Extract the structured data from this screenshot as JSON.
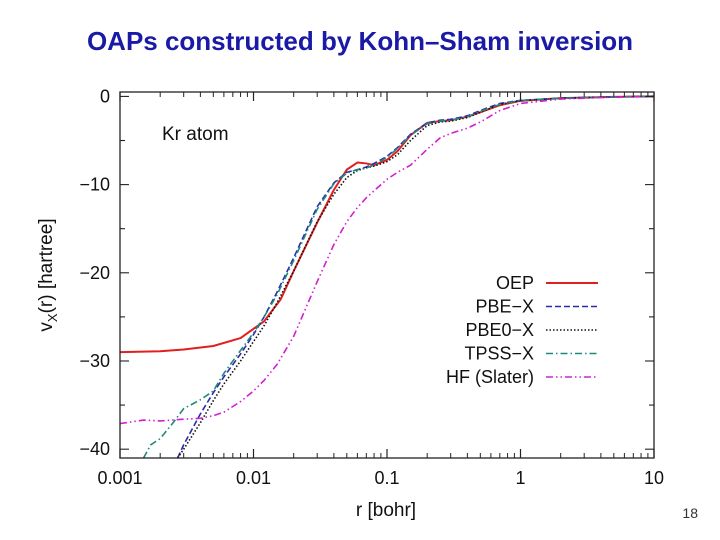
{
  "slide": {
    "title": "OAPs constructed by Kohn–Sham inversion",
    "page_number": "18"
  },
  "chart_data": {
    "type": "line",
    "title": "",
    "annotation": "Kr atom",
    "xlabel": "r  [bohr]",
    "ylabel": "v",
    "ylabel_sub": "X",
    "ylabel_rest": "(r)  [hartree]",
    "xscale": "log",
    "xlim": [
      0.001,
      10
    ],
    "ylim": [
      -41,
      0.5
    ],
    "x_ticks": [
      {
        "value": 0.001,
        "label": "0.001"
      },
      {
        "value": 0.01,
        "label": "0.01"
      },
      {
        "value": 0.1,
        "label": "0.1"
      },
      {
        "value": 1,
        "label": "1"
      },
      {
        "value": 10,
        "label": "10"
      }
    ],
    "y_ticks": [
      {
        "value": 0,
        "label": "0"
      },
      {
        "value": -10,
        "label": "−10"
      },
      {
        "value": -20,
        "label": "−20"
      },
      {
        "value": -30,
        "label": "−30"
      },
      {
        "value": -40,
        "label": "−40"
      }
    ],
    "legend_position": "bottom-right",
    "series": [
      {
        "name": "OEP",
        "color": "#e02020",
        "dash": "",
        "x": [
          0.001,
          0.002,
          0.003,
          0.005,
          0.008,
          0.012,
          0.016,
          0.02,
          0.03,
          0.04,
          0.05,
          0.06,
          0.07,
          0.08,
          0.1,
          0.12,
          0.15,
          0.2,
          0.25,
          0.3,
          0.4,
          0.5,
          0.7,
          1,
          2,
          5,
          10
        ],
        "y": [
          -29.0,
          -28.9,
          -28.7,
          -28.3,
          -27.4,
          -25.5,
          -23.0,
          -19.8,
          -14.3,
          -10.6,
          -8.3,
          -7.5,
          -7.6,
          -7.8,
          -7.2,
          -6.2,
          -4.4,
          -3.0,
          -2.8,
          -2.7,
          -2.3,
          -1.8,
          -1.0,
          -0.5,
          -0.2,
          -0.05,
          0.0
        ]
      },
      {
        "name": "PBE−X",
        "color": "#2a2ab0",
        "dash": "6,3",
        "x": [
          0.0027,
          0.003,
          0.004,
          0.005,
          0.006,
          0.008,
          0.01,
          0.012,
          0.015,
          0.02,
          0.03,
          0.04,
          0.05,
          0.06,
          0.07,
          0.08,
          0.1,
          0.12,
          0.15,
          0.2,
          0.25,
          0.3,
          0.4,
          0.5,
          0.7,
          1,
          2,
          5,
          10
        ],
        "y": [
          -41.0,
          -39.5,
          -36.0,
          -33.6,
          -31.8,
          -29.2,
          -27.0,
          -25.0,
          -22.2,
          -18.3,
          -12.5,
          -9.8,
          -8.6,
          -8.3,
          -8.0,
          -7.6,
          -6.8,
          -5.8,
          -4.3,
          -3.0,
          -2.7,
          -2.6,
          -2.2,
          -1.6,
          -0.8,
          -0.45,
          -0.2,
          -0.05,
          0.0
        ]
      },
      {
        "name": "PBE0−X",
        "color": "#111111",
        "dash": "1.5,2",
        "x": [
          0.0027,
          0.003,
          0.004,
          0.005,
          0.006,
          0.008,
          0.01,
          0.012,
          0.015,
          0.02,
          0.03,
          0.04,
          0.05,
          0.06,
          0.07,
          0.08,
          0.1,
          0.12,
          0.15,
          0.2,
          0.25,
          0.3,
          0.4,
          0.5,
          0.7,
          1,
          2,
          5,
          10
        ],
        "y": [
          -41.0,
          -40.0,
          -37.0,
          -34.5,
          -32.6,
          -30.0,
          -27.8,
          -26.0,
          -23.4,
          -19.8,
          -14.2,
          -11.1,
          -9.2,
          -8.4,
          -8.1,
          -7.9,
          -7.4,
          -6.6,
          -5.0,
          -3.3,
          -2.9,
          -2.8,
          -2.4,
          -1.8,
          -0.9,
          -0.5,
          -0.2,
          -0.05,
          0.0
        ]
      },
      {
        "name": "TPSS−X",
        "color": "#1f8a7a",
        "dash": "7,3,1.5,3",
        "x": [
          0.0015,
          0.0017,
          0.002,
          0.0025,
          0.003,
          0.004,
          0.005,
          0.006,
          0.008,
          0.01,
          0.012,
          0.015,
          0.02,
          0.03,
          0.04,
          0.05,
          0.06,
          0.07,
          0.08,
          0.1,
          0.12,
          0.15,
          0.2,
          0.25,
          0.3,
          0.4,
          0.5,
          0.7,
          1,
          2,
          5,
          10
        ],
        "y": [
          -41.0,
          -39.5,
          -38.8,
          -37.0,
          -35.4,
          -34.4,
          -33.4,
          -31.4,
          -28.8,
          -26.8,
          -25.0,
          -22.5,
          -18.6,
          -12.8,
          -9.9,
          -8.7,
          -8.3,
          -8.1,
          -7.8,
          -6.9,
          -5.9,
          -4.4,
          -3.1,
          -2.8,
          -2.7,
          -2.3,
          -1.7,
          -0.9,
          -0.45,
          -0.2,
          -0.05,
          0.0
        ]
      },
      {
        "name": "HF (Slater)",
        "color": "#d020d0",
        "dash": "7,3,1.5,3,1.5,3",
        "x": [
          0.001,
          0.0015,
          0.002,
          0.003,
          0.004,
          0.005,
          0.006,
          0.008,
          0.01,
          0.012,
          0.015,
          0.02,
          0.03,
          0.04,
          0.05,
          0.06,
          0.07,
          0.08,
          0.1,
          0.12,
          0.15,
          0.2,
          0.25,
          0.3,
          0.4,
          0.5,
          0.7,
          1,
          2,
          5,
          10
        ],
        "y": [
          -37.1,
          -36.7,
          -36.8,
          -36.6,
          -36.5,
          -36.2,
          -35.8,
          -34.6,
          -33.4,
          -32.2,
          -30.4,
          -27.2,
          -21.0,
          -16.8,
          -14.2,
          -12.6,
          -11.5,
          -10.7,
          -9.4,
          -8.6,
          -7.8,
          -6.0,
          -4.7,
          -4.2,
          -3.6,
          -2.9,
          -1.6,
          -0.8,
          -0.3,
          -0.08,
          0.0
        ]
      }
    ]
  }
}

Given exercise. Pull out the lines above in which the word "name" appears.

Final answer.
        "name": "OEP",
        "name": "PBE−X",
        "name": "PBE0−X",
        "name": "TPSS−X",
        "name": "HF (Slater)",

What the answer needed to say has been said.